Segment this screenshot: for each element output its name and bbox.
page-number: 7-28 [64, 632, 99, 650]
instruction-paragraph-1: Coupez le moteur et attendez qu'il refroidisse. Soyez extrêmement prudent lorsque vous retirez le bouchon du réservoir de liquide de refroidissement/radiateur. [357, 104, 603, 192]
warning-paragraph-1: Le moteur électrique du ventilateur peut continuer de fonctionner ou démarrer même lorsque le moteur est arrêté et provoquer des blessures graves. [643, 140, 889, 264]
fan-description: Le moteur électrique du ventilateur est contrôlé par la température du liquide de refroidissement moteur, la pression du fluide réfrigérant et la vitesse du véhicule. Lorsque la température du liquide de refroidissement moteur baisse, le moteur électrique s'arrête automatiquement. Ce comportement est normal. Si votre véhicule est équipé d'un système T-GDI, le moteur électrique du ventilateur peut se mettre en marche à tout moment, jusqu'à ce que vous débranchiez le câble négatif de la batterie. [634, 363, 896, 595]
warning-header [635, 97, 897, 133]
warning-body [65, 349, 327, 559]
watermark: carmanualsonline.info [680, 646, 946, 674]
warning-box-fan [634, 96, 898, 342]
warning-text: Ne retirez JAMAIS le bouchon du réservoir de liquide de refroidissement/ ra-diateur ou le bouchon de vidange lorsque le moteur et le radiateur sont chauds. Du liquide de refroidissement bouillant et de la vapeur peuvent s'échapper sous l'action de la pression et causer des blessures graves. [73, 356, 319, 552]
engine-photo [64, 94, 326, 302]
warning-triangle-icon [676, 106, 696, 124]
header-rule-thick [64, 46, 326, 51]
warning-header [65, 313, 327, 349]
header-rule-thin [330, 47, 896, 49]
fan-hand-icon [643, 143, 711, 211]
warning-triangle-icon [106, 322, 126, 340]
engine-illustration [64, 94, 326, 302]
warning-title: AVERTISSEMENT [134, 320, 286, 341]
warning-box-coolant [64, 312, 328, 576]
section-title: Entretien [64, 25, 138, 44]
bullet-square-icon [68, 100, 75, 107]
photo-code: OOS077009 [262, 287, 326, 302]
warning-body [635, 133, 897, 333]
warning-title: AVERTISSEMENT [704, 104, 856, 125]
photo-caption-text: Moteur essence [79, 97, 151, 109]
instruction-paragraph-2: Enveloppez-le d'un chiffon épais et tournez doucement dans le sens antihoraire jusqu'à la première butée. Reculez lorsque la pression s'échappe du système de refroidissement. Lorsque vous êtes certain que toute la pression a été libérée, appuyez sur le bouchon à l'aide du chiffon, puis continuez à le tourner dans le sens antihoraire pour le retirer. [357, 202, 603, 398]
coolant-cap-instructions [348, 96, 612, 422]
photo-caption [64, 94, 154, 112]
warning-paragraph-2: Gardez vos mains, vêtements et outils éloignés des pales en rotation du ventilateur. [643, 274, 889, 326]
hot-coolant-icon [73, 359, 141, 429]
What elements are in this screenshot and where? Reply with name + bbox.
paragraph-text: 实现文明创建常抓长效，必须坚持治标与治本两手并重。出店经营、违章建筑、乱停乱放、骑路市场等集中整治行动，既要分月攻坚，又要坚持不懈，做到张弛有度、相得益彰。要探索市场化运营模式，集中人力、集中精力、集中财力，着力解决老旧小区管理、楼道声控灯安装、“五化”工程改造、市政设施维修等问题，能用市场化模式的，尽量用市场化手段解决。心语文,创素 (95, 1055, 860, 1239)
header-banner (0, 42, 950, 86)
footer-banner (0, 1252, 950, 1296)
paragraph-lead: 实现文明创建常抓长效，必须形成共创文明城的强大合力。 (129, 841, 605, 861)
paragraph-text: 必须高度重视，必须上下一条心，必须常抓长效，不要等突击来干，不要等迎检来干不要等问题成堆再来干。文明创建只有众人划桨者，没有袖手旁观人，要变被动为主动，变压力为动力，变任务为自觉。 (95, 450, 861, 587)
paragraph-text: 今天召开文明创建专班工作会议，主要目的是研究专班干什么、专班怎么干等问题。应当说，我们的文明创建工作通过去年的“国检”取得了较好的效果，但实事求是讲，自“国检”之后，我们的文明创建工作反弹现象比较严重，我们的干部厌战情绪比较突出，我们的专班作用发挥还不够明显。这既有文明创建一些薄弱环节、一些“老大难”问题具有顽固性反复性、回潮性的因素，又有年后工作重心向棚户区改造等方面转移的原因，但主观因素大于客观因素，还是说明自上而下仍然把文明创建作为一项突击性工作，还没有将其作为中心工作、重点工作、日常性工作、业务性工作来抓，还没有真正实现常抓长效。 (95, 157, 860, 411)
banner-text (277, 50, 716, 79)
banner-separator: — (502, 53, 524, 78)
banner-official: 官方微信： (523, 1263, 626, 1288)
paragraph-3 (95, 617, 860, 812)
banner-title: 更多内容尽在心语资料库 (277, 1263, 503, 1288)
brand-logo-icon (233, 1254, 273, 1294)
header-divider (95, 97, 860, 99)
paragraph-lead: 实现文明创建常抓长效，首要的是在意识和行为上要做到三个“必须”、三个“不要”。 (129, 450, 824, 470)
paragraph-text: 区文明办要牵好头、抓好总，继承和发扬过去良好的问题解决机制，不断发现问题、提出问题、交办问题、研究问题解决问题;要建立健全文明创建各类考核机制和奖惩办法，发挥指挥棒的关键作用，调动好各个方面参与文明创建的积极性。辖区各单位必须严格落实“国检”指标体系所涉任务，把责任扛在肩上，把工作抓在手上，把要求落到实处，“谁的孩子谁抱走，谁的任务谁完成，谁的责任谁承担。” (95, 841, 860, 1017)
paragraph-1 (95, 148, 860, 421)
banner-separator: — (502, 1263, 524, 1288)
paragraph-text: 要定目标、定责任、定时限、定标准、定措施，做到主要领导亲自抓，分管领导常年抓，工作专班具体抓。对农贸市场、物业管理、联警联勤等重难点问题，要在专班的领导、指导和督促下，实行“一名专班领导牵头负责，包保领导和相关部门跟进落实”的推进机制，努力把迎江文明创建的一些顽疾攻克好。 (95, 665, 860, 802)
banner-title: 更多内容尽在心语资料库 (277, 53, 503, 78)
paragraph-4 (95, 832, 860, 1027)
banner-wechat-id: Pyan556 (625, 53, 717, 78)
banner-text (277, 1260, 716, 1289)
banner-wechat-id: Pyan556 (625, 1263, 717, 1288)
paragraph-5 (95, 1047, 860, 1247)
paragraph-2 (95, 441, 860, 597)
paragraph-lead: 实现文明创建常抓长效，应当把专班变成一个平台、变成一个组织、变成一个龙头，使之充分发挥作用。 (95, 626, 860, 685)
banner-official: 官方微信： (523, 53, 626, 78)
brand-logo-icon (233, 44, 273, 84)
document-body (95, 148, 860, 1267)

——

*Do this*:
Please copy out every row above word for word, changing nothing.

*Task output*:
Segment this screenshot: for each element output its name and bbox.
page-number: 7-28 [64, 632, 99, 650]
instruction-paragraph-1: Coupez le moteur et attendez qu'il refroidisse. Soyez extrêmement prudent lorsque vous retirez le bouchon du réservoir de liquide de refroidissement/radiateur. [357, 104, 603, 192]
warning-paragraph-1: Le moteur électrique du ventilateur peut continuer de fonctionner ou démarrer même lorsque le moteur est arrêté et provoquer des blessures graves. [643, 140, 889, 264]
fan-description: Le moteur électrique du ventilateur est contrôlé par la température du liquide de refroidissement moteur, la pression du fluide réfrigérant et la vitesse du véhicule. Lorsque la température du liquide de refroidissement moteur baisse, le moteur électrique s'arrête automatiquement. Ce comportement est normal. Si votre véhicule est équipé d'un système T-GDI, le moteur électrique du ventilateur peut se mettre en marche à tout moment, jusqu'à ce que vous débranchiez le câble négatif de la batterie. [634, 363, 896, 595]
warning-header [635, 97, 897, 133]
warning-body [65, 349, 327, 559]
watermark: carmanualsonline.info [680, 646, 946, 674]
warning-box-fan [634, 96, 898, 342]
warning-text: Ne retirez JAMAIS le bouchon du réservoir de liquide de refroidissement/ ra-diateur ou le bouchon de vidange lorsque le moteur et le radiateur sont chauds. Du liquide de refroidissement bouillant et de la vapeur peuvent s'échapper sous l'action de la pression et causer des blessures graves. [73, 356, 319, 552]
engine-photo [64, 94, 326, 302]
warning-triangle-icon [676, 106, 696, 124]
header-rule-thick [64, 46, 326, 51]
warning-header [65, 313, 327, 349]
header-rule-thin [330, 47, 896, 49]
fan-hand-icon [643, 143, 711, 211]
warning-triangle-icon [106, 322, 126, 340]
engine-illustration [64, 94, 326, 302]
warning-title: AVERTISSEMENT [134, 320, 286, 341]
warning-box-coolant [64, 312, 328, 576]
section-title: Entretien [64, 25, 138, 44]
bullet-square-icon [68, 100, 75, 107]
photo-code: OOS077009 [262, 287, 326, 302]
warning-body [635, 133, 897, 333]
warning-title: AVERTISSEMENT [704, 104, 856, 125]
photo-caption-text: Moteur essence [79, 97, 151, 109]
instruction-paragraph-2: Enveloppez-le d'un chiffon épais et tournez doucement dans le sens antihoraire jusqu'à la première butée. Reculez lorsque la pression s'échappe du système de refroidissement. Lorsque vous êtes certain que toute la pression a été libérée, appuyez sur le bouchon à l'aide du chiffon, puis continuez à le tourner dans le sens antihoraire pour le retirer. [357, 202, 603, 398]
coolant-cap-instructions [348, 96, 612, 422]
photo-caption [64, 94, 154, 112]
warning-paragraph-2: Gardez vos mains, vêtements et outils éloignés des pales en rotation du ventilateur. [643, 274, 889, 326]
hot-coolant-icon [73, 359, 141, 429]
What elements are in this screenshot and where? Reply with name + bbox.
paragraph-text: 实现文明创建常抓长效，必须坚持治标与治本两手并重。出店经营、违章建筑、乱停乱放、骑路市场等集中整治行动，既要分月攻坚，又要坚持不懈，做到张弛有度、相得益彰。要探索市场化运营模式，集中人力、集中精力、集中财力，着力解决老旧小区管理、楼道声控灯安装、“五化”工程改造、市政设施维修等问题，能用市场化模式的，尽量用市场化手段解决。心语文,创素 (95, 1055, 860, 1239)
header-banner (0, 42, 950, 86)
footer-banner (0, 1252, 950, 1296)
paragraph-lead: 实现文明创建常抓长效，必须形成共创文明城的强大合力。 (129, 841, 605, 861)
paragraph-text: 必须高度重视，必须上下一条心，必须常抓长效，不要等突击来干，不要等迎检来干不要等问题成堆再来干。文明创建只有众人划桨者，没有袖手旁观人，要变被动为主动，变压力为动力，变任务为自觉。 (95, 450, 861, 587)
paragraph-text: 今天召开文明创建专班工作会议，主要目的是研究专班干什么、专班怎么干等问题。应当说，我们的文明创建工作通过去年的“国检”取得了较好的效果，但实事求是讲，自“国检”之后，我们的文明创建工作反弹现象比较严重，我们的干部厌战情绪比较突出，我们的专班作用发挥还不够明显。这既有文明创建一些薄弱环节、一些“老大难”问题具有顽固性反复性、回潮性的因素，又有年后工作重心向棚户区改造等方面转移的原因，但主观因素大于客观因素，还是说明自上而下仍然把文明创建作为一项突击性工作，还没有将其作为中心工作、重点工作、日常性工作、业务性工作来抓，还没有真正实现常抓长效。 (95, 157, 860, 411)
banner-text (277, 50, 716, 79)
banner-separator: — (502, 53, 524, 78)
banner-official: 官方微信： (523, 1263, 626, 1288)
paragraph-3 (95, 617, 860, 812)
banner-title: 更多内容尽在心语资料库 (277, 1263, 503, 1288)
brand-logo-icon (233, 1254, 273, 1294)
header-divider (95, 97, 860, 99)
paragraph-lead: 实现文明创建常抓长效，首要的是在意识和行为上要做到三个“必须”、三个“不要”。 (129, 450, 824, 470)
paragraph-text: 区文明办要牵好头、抓好总，继承和发扬过去良好的问题解决机制，不断发现问题、提出问题、交办问题、研究问题解决问题;要建立健全文明创建各类考核机制和奖惩办法，发挥指挥棒的关键作用，调动好各个方面参与文明创建的积极性。辖区各单位必须严格落实“国检”指标体系所涉任务，把责任扛在肩上，把工作抓在手上，把要求落到实处，“谁的孩子谁抱走，谁的任务谁完成，谁的责任谁承担。” (95, 841, 860, 1017)
paragraph-1 (95, 148, 860, 421)
banner-separator: — (502, 1263, 524, 1288)
paragraph-text: 要定目标、定责任、定时限、定标准、定措施，做到主要领导亲自抓，分管领导常年抓，工作专班具体抓。对农贸市场、物业管理、联警联勤等重难点问题，要在专班的领导、指导和督促下，实行“一名专班领导牵头负责，包保领导和相关部门跟进落实”的推进机制，努力把迎江文明创建的一些顽疾攻克好。 (95, 665, 860, 802)
banner-title: 更多内容尽在心语资料库 (277, 53, 503, 78)
paragraph-4 (95, 832, 860, 1027)
banner-wechat-id: Pyan556 (625, 53, 717, 78)
banner-text (277, 1260, 716, 1289)
banner-wechat-id: Pyan556 (625, 1263, 717, 1288)
paragraph-5 (95, 1047, 860, 1247)
paragraph-2 (95, 441, 860, 597)
paragraph-lead: 实现文明创建常抓长效，应当把专班变成一个平台、变成一个组织、变成一个龙头，使之充分发挥作用。 (95, 626, 860, 685)
banner-official: 官方微信： (523, 53, 626, 78)
brand-logo-icon (233, 44, 273, 84)
document-body (95, 148, 860, 1267)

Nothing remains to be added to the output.